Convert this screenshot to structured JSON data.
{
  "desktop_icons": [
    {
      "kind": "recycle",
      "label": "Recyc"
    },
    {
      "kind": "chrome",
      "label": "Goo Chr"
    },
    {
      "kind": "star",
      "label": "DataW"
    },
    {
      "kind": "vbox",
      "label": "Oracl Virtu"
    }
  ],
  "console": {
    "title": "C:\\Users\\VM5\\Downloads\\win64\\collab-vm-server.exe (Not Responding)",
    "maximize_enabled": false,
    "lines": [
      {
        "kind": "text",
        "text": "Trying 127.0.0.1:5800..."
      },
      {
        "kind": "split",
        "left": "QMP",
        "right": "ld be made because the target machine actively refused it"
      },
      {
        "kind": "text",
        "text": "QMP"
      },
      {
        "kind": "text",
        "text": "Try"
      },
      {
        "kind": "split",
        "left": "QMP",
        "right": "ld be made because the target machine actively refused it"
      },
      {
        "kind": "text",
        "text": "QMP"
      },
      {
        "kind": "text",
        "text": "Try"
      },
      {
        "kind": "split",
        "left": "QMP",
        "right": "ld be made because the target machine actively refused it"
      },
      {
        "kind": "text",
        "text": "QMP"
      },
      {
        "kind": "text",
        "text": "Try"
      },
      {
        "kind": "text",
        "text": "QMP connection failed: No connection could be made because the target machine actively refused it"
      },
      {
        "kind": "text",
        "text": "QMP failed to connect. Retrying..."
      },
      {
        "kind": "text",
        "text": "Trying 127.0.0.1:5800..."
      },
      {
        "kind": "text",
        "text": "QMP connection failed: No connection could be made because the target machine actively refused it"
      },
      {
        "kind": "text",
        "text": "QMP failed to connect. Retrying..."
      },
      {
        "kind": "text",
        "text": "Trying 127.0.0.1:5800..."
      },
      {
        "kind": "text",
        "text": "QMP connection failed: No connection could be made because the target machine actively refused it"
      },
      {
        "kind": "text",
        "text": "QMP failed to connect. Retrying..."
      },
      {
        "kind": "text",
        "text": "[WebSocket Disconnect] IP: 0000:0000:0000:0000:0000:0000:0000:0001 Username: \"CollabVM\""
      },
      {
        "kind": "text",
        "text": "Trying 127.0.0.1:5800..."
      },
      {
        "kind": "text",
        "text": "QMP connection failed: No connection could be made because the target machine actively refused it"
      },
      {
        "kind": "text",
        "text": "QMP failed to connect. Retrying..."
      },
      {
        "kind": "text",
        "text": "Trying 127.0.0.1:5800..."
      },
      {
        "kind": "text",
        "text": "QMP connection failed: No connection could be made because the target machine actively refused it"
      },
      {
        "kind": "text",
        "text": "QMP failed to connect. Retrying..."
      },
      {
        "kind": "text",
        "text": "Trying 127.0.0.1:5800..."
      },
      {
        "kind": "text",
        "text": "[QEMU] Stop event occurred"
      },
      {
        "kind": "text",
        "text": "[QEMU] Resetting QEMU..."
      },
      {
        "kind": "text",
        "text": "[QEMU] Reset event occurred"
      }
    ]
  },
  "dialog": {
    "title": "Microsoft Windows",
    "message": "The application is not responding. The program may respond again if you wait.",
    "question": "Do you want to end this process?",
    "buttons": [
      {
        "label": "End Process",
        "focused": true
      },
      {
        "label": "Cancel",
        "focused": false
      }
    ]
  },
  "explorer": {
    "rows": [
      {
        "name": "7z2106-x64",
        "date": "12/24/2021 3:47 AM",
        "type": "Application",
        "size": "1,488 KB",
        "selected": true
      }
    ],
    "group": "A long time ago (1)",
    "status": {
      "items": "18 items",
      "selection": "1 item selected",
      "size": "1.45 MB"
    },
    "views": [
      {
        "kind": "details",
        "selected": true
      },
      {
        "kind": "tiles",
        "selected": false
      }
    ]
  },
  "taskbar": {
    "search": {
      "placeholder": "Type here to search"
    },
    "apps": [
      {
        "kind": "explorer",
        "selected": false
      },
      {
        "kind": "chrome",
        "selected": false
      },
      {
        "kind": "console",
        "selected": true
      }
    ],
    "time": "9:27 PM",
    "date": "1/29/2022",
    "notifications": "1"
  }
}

══════

• **What to produce**: Find all lines holding the string "title" and copy them.

• **Output for this task**:
    "title": "C:\\Users\\VM5\\Downloads\\win64\\collab-vm-server.exe (Not Responding)",
    "title": "Microsoft Windows",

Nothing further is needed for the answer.